Short problem
Only lines with the string "range" matter here; gather them from the material below.

Records
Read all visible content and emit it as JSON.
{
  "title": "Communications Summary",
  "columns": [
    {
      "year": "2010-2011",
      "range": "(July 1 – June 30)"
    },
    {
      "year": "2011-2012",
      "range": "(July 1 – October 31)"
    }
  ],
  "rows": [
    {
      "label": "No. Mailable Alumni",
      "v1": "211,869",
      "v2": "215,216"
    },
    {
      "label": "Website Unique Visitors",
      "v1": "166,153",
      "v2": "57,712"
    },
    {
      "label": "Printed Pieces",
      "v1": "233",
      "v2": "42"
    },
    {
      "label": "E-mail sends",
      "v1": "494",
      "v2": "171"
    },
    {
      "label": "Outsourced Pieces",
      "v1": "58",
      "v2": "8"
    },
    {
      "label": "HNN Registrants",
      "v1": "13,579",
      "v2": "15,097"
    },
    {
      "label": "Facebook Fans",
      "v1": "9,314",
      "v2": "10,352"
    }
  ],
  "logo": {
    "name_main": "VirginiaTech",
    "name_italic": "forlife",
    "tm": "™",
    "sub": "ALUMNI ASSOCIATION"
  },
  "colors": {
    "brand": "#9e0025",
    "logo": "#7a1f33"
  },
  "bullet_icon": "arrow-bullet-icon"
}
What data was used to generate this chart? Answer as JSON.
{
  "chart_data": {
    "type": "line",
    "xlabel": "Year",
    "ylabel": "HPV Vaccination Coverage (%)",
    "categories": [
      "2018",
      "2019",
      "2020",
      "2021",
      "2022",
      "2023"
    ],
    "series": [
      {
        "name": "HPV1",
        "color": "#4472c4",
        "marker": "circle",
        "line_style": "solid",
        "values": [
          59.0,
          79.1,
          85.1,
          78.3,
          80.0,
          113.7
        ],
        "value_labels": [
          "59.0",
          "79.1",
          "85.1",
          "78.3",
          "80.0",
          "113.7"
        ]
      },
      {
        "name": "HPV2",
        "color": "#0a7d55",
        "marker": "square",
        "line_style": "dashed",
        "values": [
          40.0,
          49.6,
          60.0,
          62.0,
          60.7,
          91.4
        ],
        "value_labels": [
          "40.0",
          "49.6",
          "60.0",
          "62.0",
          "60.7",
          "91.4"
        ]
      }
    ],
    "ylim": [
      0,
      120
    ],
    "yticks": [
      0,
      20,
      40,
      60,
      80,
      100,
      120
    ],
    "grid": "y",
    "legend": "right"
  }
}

Answer
      "range": "(July 1 – June 30)"
      "range": "(July 1 – October 31)"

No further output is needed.